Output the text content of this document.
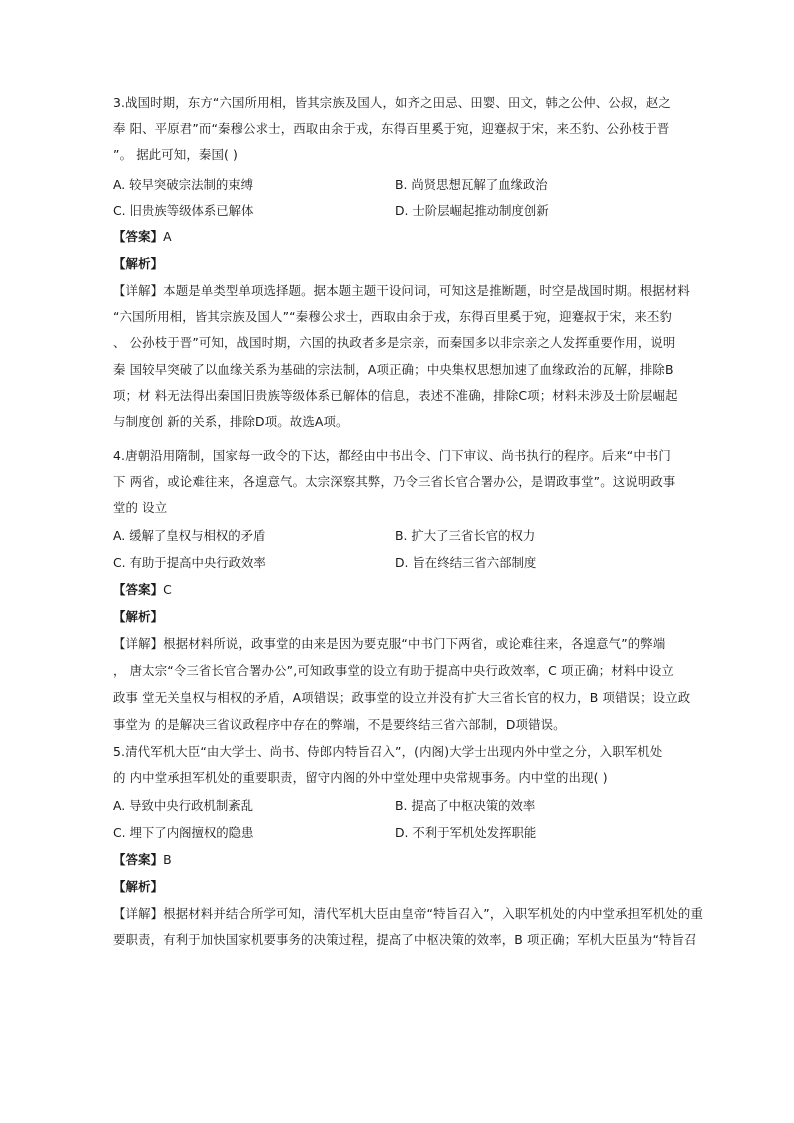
3.战国时期，东方“六国所用相，皆其宗族及国人，如齐之田忌、田婴、田文，韩之公仲、公叔，赵之
奉 阳、平原君”而“秦穆公求士，西取由余于戎，东得百里奚于宛，迎蹇叔于宋，来丕豹、公孙枝于晋
”。 据此可知，秦国( )
A. 较早突破宗法制的束缚	B. 尚贤思想瓦解了血缘政治
C. 旧贵族等级体系已解体	D. 士阶层崛起推动制度创新
【答案】A
【解析】
【详解】本题是单类型单项选择题。据本题主题干设问词，可知这是推断题，时空是战国时期。根据材料
“六国所用相，皆其宗族及国人”“秦穆公求士，西取由余于戎，东得百里奚于宛，迎蹇叔于宋，来丕豹
、 公孙枝于晋”可知，战国时期，六国的执政者多是宗亲，而秦国多以非宗亲之人发挥重要作用，说明
秦 国较早突破了以血缘关系为基础的宗法制，A项正确；中央集权思想加速了血缘政治的瓦解，排除B
项；材 料无法得出秦国旧贵族等级体系已解体的信息，表述不准确，排除C项；材料未涉及士阶层崛起
与制度创 新的关系，排除D项。故选A项。
4.唐朝沿用隋制，国家每一政令的下达，都经由中书出令、门下审议、尚书执行的程序。后来“中书门
下 两省，或论难往来，各遑意气。太宗深察其弊，乃令三省长官合署办公，是谓政事堂”。这说明政事
堂的 设立
A. 缓解了皇权与相权的矛盾	B. 扩大了三省长官的权力
C. 有助于提高中央行政效率	D. 旨在终结三省六部制度
【答案】C
【解析】
【详解】根据材料所说，政事堂的由来是因为要克服“中书门下两省，或论难往来，各遑意气”的弊端
， 唐太宗“令三省长官合署办公”,可知政事堂的设立有助于提高中央行政效率，C 项正确；材料中设立
政事 堂无关皇权与相权的矛盾，A项错误；政事堂的设立并没有扩大三省长官的权力，B 项错误；设立政
事堂为 的是解决三省议政程序中存在的弊端，不是要终结三省六部制，D项错误。
5.清代军机大臣“由大学士、尚书、侍郎内特旨召入”，(内阁)大学士出现内外中堂之分，入职军机处
的 内中堂承担军机处的重要职责，留守内阁的外中堂处理中央常规事务。内中堂的出现( )
A. 导致中央行政机制紊乱	B. 提高了中枢决策的效率
C. 埋下了内阁擅权的隐患	D. 不利于军机处发挥职能
【答案】B
【解析】
【详解】根据材料并结合所学可知，清代军机大臣由皇帝“特旨召入”，入职军机处的内中堂承担军机处的重
要职责，有利于加快国家机要事务的决策过程，提高了中枢决策的效率，B 项正确；军机大臣虽为“特旨召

**What to produce**
Output the lines above in full and exactly as given, omitting any pictures.

**Task output**
Output the text content of this document.
3.战国时期，东方“六国所用相，皆其宗族及国人，如齐之田忌、田婴、田文，韩之公仲、公叔，赵之
奉 阳、平原君”而“秦穆公求士，西取由余于戎，东得百里奚于宛，迎蹇叔于宋，来丕豹、公孙枝于晋
”。 据此可知，秦国( )
A. 较早突破宗法制的束缚	B. 尚贤思想瓦解了血缘政治
C. 旧贵族等级体系已解体	D. 士阶层崛起推动制度创新
【答案】A
【解析】
【详解】本题是单类型单项选择题。据本题主题干设问词，可知这是推断题，时空是战国时期。根据材料
“六国所用相，皆其宗族及国人”“秦穆公求士，西取由余于戎，东得百里奚于宛，迎蹇叔于宋，来丕豹
、 公孙枝于晋”可知，战国时期，六国的执政者多是宗亲，而秦国多以非宗亲之人发挥重要作用，说明
秦 国较早突破了以血缘关系为基础的宗法制，A项正确；中央集权思想加速了血缘政治的瓦解，排除B
项；材 料无法得出秦国旧贵族等级体系已解体的信息，表述不准确，排除C项；材料未涉及士阶层崛起
与制度创 新的关系，排除D项。故选A项。
4.唐朝沿用隋制，国家每一政令的下达，都经由中书出令、门下审议、尚书执行的程序。后来“中书门
下 两省，或论难往来，各遑意气。太宗深察其弊，乃令三省长官合署办公，是谓政事堂”。这说明政事
堂的 设立
A. 缓解了皇权与相权的矛盾	B. 扩大了三省长官的权力
C. 有助于提高中央行政效率	D. 旨在终结三省六部制度
【答案】C
【解析】
【详解】根据材料所说，政事堂的由来是因为要克服“中书门下两省，或论难往来，各遑意气”的弊端
， 唐太宗“令三省长官合署办公”,可知政事堂的设立有助于提高中央行政效率，C 项正确；材料中设立
政事 堂无关皇权与相权的矛盾，A项错误；政事堂的设立并没有扩大三省长官的权力，B 项错误；设立政
事堂为 的是解决三省议政程序中存在的弊端，不是要终结三省六部制，D项错误。
5.清代军机大臣“由大学士、尚书、侍郎内特旨召入”，(内阁)大学士出现内外中堂之分，入职军机处
的 内中堂承担军机处的重要职责，留守内阁的外中堂处理中央常规事务。内中堂的出现( )
A. 导致中央行政机制紊乱	B. 提高了中枢决策的效率
C. 埋下了内阁擅权的隐患	D. 不利于军机处发挥职能
【答案】B
【解析】
【详解】根据材料并结合所学可知，清代军机大臣由皇帝“特旨召入”，入职军机处的内中堂承担军机处的重
要职责，有利于加快国家机要事务的决策过程，提高了中枢决策的效率，B 项正确；军机大臣虽为“特旨召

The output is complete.